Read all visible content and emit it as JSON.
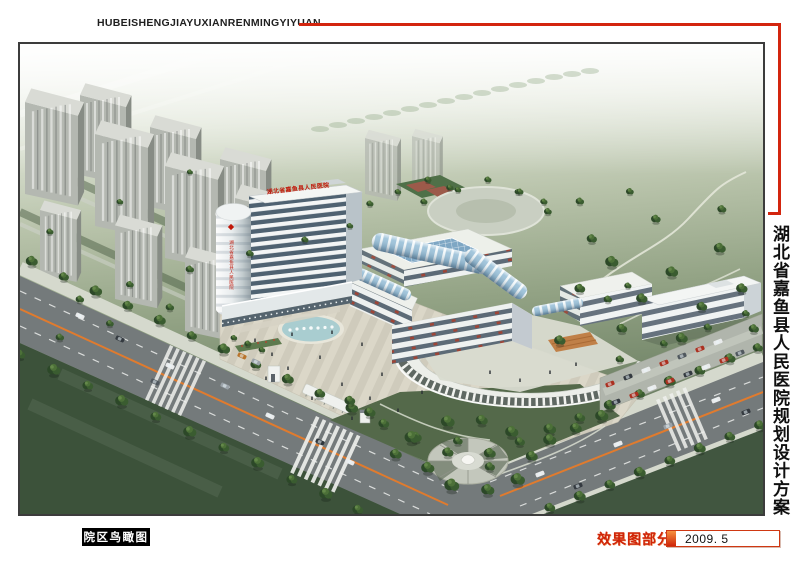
{
  "header": {
    "pinyin_title": "HUBEISHENGJIAYUXIANRENMINGYIYUAN"
  },
  "side_title": {
    "text": "湖北省嘉鱼县人民医院规划设计方案"
  },
  "footer": {
    "view_label": "院区鸟瞰图",
    "section_label": "效果图部分",
    "date": "2009. 5"
  },
  "scene": {
    "tower_roof_sign": "湖北省嘉鱼县人民医院",
    "tower_side_sign": "湖北省嘉鱼县人民医院"
  },
  "palette": {
    "accent_red": "#d3250e",
    "sign_red": "#c11708",
    "view_label_bg": "#000000",
    "view_label_text": "#ffffff",
    "date_text": "#111111"
  }
}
------------------------------------------------------------
> [Written task]: Write out all the entries word for word, but skip any images.

> [Task output]:
Read all visible content and emit it as JSON.
{
  "header": {
    "pinyin_title": "HUBEISHENGJIAYUXIANRENMINGYIYUAN"
  },
  "side_title": {
    "text": "湖北省嘉鱼县人民医院规划设计方案"
  },
  "footer": {
    "view_label": "院区鸟瞰图",
    "section_label": "效果图部分",
    "date": "2009. 5"
  },
  "scene": {
    "tower_roof_sign": "湖北省嘉鱼县人民医院",
    "tower_side_sign": "湖北省嘉鱼县人民医院"
  },
  "palette": {
    "accent_red": "#d3250e",
    "sign_red": "#c11708",
    "view_label_bg": "#000000",
    "view_label_text": "#ffffff",
    "date_text": "#111111"
  }
}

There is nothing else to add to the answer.